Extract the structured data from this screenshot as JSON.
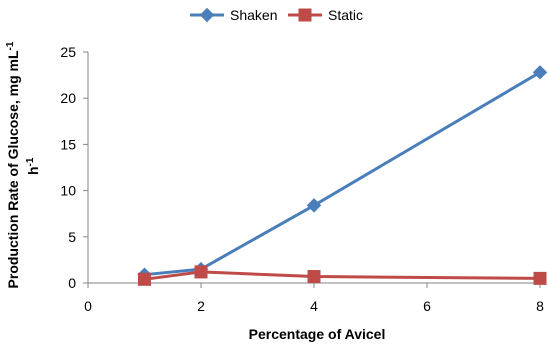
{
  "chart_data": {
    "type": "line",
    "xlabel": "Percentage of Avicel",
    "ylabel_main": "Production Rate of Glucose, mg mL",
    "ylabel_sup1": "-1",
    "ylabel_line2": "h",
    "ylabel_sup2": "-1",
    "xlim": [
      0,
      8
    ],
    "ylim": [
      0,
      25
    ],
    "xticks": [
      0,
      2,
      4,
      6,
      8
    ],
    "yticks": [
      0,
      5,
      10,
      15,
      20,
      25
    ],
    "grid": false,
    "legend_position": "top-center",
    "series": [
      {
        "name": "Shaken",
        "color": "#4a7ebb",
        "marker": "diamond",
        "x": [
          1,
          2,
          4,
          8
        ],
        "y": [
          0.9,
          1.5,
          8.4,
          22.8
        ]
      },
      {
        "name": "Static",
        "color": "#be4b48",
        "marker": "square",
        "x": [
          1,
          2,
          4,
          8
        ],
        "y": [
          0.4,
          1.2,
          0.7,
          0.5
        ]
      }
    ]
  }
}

----------------

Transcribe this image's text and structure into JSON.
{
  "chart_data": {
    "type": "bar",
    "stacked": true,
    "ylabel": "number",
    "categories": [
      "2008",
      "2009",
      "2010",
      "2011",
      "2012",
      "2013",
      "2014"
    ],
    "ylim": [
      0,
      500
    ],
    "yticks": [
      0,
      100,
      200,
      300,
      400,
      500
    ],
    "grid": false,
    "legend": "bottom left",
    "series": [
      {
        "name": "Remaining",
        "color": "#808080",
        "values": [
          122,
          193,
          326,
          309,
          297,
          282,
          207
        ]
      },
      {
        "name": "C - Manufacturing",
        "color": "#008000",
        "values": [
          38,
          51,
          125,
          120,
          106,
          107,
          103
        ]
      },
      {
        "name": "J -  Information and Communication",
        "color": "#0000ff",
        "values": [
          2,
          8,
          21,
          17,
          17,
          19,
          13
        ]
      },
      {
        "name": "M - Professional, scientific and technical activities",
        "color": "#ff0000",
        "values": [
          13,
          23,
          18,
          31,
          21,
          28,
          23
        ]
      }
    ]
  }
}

----------------

Task requirements >> Only lines with the string "name" belong in your answer; copy each one.

Final answer >>
        "name": "Shaken",
        "name": "Static",
        "name": "Remaining",
        "name": "C - Manufacturing",
        "name": "J -  Information and Communication",
        "name": "M - Professional, scientific and technical activities",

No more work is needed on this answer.